- _What you are asked to do_: Give every line from the entries that contains "Copy".

** Begin **

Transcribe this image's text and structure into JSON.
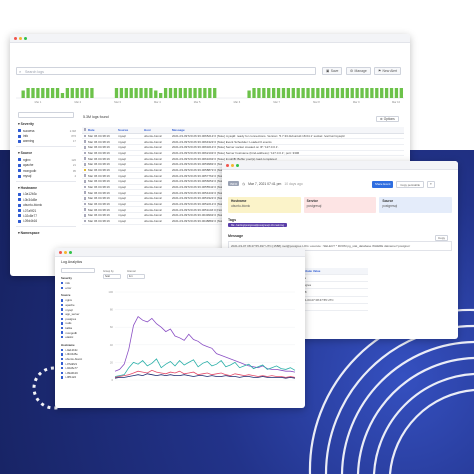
{
  "colors": {
    "accent": "#2f5bd2",
    "bar_green": "#6cc24a",
    "purple": "#8a4fc4",
    "teal": "#2ab0a8",
    "navy": "#1c2a70"
  },
  "window1": {
    "search_placeholder": "Search logs",
    "buttons": {
      "save": "Save",
      "manage": "Manage",
      "new_alert": "New Alert"
    },
    "histogram": [
      0,
      3,
      4,
      4,
      4,
      4,
      4,
      4,
      4,
      2,
      4,
      4,
      4,
      4,
      4,
      4,
      0,
      0,
      0,
      0,
      4,
      4,
      4,
      4,
      4,
      4,
      4,
      4,
      3,
      2,
      4,
      4,
      4,
      4,
      4,
      4,
      4,
      4,
      4,
      4,
      4,
      0,
      0,
      0,
      0,
      0,
      0,
      3,
      4,
      4,
      4,
      4,
      4,
      4,
      4,
      4,
      4,
      4,
      4,
      4,
      4,
      4,
      4,
      4,
      4,
      4,
      4,
      4,
      4,
      4,
      4,
      4,
      4,
      4,
      4,
      4,
      4,
      4,
      4
    ],
    "histogram_ticks": [
      "Mar 1",
      "Mar 2",
      "Mar 3",
      "Mar 4",
      "Mar 5",
      "Mar 6",
      "Mar 7",
      "Mar 8",
      "Mar 9",
      "Mar 10"
    ],
    "sidebar": {
      "sections": [
        {
          "title": "Severity",
          "items": [
            {
              "label": "success",
              "count": "2.9M"
            },
            {
              "label": "info",
              "count": "876"
            },
            {
              "label": "warning",
              "count": "17"
            }
          ]
        },
        {
          "title": "Source",
          "items": [
            {
              "label": "nginx",
              "count": "120"
            },
            {
              "label": "apache",
              "count": "21"
            },
            {
              "label": "mongodb",
              "count": "95"
            },
            {
              "label": "mysql",
              "count": "4"
            }
          ]
        },
        {
          "title": "Hostname",
          "items": [
            {
              "label": "i-0a12b3c",
              "count": ""
            },
            {
              "label": "i-0b34d5e",
              "count": ""
            },
            {
              "label": "ubuntu-bionic",
              "count": ""
            },
            {
              "label": "i-07a9f21",
              "count": ""
            },
            {
              "label": "i-02c8e77",
              "count": ""
            },
            {
              "label": "i-09d4b16",
              "count": ""
            }
          ]
        },
        {
          "title": "Namespace",
          "items": []
        }
      ]
    },
    "logs_found": "5.3M logs found",
    "options_label": "Options",
    "table": {
      "headers": [
        "Date",
        "Source",
        "Host",
        "Message"
      ],
      "rows": [
        {
          "date": "Mar 06 04:38:16",
          "source": "mysql",
          "host": "ubuntu-bionic",
          "message": "2021-03-09T20:26:36.006521Z 0 [Note] mysqld: ready for connections. Version: '5.7.33-0ubuntu0.18.04.1' socket: /var/run/mysqld",
          "flag": false
        },
        {
          "date": "Mar 06 04:38:16",
          "source": "mysql",
          "host": "ubuntu-bionic",
          "message": "2021-03-09T20:26:36.006432Z 0 [Note] Event Scheduler: Loaded 0 events",
          "flag": false
        },
        {
          "date": "Mar 06 04:38:16",
          "source": "mysql",
          "host": "ubuntu-bionic",
          "message": "2021-03-09T20:26:36.006321Z 0 [Note] Server socket created on IP: '127.0.0.1'.",
          "flag": false
        },
        {
          "date": "Mar 06 04:38:16",
          "source": "mysql",
          "host": "ubuntu-bionic",
          "message": "2021-03-09T20:26:36.006210Z 0 [Note] Server hostname (bind-address): '127.0.0.1'; port: 3306",
          "flag": false
        },
        {
          "date": "Mar 06 04:38:16",
          "source": "mysql",
          "host": "ubuntu-bionic",
          "message": "2021-03-09T20:26:36.006109Z 0 [Note] InnoDB: Buffer pool(s) load completed",
          "flag": false
        },
        {
          "date": "Mar 06 04:38:16",
          "source": "mysql",
          "host": "ubuntu-bionic",
          "message": "2021-03-09T20:26:36.005998Z 0 [Note] InnoDB: Loading buffer pool(s)",
          "flag": false
        },
        {
          "date": "Mar 06 04:38:16",
          "source": "mysql",
          "host": "ubuntu-bionic",
          "message": "2021-03-09T20:26:36.005887Z 0 [Note] InnoDB: Waiting for purge to start",
          "flag": true
        },
        {
          "date": "Mar 06 04:38:16",
          "source": "mysql",
          "host": "ubuntu-bionic",
          "message": "2021-03-09T20:26:36.005776Z 0 [Note] InnoDB: 5.7.33 started",
          "flag": false
        },
        {
          "date": "Mar 06 04:38:16",
          "source": "mysql",
          "host": "ubuntu-bionic",
          "message": "2021-03-09T20:26:36.005665Z 0 [Note] InnoDB: Creating shared tablespace",
          "flag": false
        },
        {
          "date": "Mar 06 04:38:16",
          "source": "mysql",
          "host": "ubuntu-bionic",
          "message": "2021-03-09T20:26:36.005554Z 0 [Note] InnoDB: Highest supported file format",
          "flag": false
        },
        {
          "date": "Mar 06 04:38:16",
          "source": "mysql",
          "host": "ubuntu-bionic",
          "message": "2021-03-09T20:26:36.005443Z 0 [Note] InnoDB: Removed temporary tablespace",
          "flag": false
        },
        {
          "date": "Mar 06 04:38:16",
          "source": "mysql",
          "host": "ubuntu-bionic",
          "message": "2021-03-09T20:26:36.005332Z 0 [Note] InnoDB: Completed initialization",
          "flag": false
        },
        {
          "date": "Mar 06 04:38:16",
          "source": "mysql",
          "host": "ubuntu-bionic",
          "message": "2021-03-09T20:26:36.005221Z 0 [Note] InnoDB: Initializing buffer pool",
          "flag": false
        },
        {
          "date": "Mar 06 04:38:16",
          "source": "mysql",
          "host": "ubuntu-bionic",
          "message": "2021-03-09T20:26:36.005110Z 0 [Note] InnoDB: Using CPU crc32",
          "flag": false
        },
        {
          "date": "Mar 06 04:38:16",
          "source": "mysql",
          "host": "ubuntu-bionic",
          "message": "2021-03-09T20:26:36.004999Z 0 [Note] InnoDB: Number of pools: 1",
          "flag": false
        },
        {
          "date": "Mar 06 04:38:16",
          "source": "mysql",
          "host": "ubuntu-bionic",
          "message": "2021-03-09T20:26:36.004888Z 0 [Note] InnoDB: Compressed tables use zlib",
          "flag": false
        }
      ]
    }
  },
  "window2": {
    "tag": "INFO",
    "timestamp": "Mar 7, 2021 07:41 pm",
    "ago": "10 days ago",
    "copy_link": "Copy permalink",
    "share_button": "Share Event",
    "expand_button": "»",
    "cards": [
      {
        "key": "Hostname",
        "value": "ubuntu-bionic"
      },
      {
        "key": "Service",
        "value": "postgresql"
      },
      {
        "key": "Source",
        "value": "postgresql"
      }
    ],
    "tags_title": "Tags",
    "pill": "file: /var/log/postgresql/postgresql-10-main.log",
    "message_title": "Message",
    "copy_label": "Copy",
    "message": "2021-03-07 08:47:55.497 UTC [1588] root@postgres LOG: execute : SELECT * FROM pg_stat_database WHERE datname='postgres'",
    "attributes_title": "Event Attributes",
    "attr_headers": [
      "Attribute Key",
      "Attribute Value"
    ],
    "attributes": [
      {
        "key": "log.level",
        "value": "LOG"
      },
      {
        "key": "postgresql.database",
        "value": "postgres"
      },
      {
        "key": "process.pid",
        "value": "1588"
      },
      {
        "key": "timestamp",
        "value": "2021-03-07 08:47:55 UTC"
      },
      {
        "key": "username",
        "value": "root"
      }
    ]
  },
  "window3": {
    "title": "Log Analytics",
    "controls": [
      {
        "label": "Group by",
        "value": "host"
      },
      {
        "label": "Interval",
        "value": "1m"
      }
    ],
    "sidebar": {
      "sections": [
        {
          "title": "Severity",
          "items": [
            {
              "label": "info"
            },
            {
              "label": "error"
            }
          ]
        },
        {
          "title": "Source",
          "items": [
            {
              "label": "nginx"
            },
            {
              "label": "apache"
            },
            {
              "label": "mysql"
            },
            {
              "label": "app_server"
            },
            {
              "label": "postgres"
            },
            {
              "label": "redis"
            },
            {
              "label": "kafka"
            },
            {
              "label": "mongodb"
            },
            {
              "label": "elastic"
            }
          ]
        },
        {
          "title": "Hostname",
          "items": [
            {
              "label": "i-0a12b3c"
            },
            {
              "label": "i-0b34d5e"
            },
            {
              "label": "ubuntu-bionic"
            },
            {
              "label": "i-07a9f21"
            },
            {
              "label": "i-02c8e77"
            },
            {
              "label": "i-09d4b16"
            },
            {
              "label": "i-0ff1122"
            }
          ]
        }
      ]
    }
  },
  "chart_data": {
    "type": "line",
    "x": [
      0,
      1,
      2,
      3,
      4,
      5,
      6,
      7,
      8,
      9,
      10,
      11,
      12,
      13,
      14,
      15,
      16,
      17,
      18,
      19,
      20,
      21,
      22,
      23,
      24,
      25,
      26,
      27,
      28,
      29,
      30,
      31,
      32,
      33,
      34,
      35,
      36,
      37,
      38,
      39
    ],
    "series": [
      {
        "color": "#8a4fc4",
        "values": [
          10,
          12,
          18,
          35,
          62,
          72,
          68,
          66,
          70,
          64,
          60,
          55,
          58,
          50,
          48,
          45,
          52,
          46,
          44,
          40,
          38,
          36,
          30,
          28,
          26,
          24,
          22,
          20,
          18,
          16,
          15,
          14,
          16,
          13,
          12,
          12,
          11,
          10,
          10,
          9
        ]
      },
      {
        "color": "#2ab0a8",
        "values": [
          4,
          5,
          6,
          14,
          20,
          18,
          22,
          16,
          19,
          24,
          14,
          18,
          21,
          16,
          22,
          17,
          20,
          23,
          15,
          19,
          21,
          16,
          18,
          22,
          15,
          17,
          20,
          14,
          16,
          18,
          13,
          15,
          17,
          12,
          14,
          16,
          13,
          12,
          14,
          11
        ]
      },
      {
        "color": "#e44b6a",
        "values": [
          3,
          4,
          5,
          6,
          8,
          10,
          9,
          8,
          11,
          9,
          8,
          7,
          9,
          8,
          10,
          7,
          8,
          9,
          6,
          7,
          8,
          6,
          7,
          8,
          6,
          5,
          7,
          6,
          5,
          6,
          5,
          4,
          5,
          4,
          5,
          4,
          4,
          3,
          4,
          3
        ]
      },
      {
        "color": "#1c2a70",
        "values": [
          2,
          3,
          3,
          4,
          5,
          6,
          5,
          7,
          6,
          5,
          6,
          5,
          6,
          5,
          5,
          6,
          5,
          4,
          5,
          5,
          4,
          5,
          4,
          4,
          5,
          4,
          4,
          3,
          4,
          4,
          3,
          3,
          4,
          3,
          3,
          3,
          3,
          2,
          3,
          2
        ]
      }
    ],
    "y_ticks": [
      "100",
      "80",
      "60",
      "40",
      "20",
      "0"
    ],
    "ylim": [
      0,
      100
    ]
  }
}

** End **

- _Answer to the task_:
    "copy_link": "Copy permalink",
    "copy_label": "Copy",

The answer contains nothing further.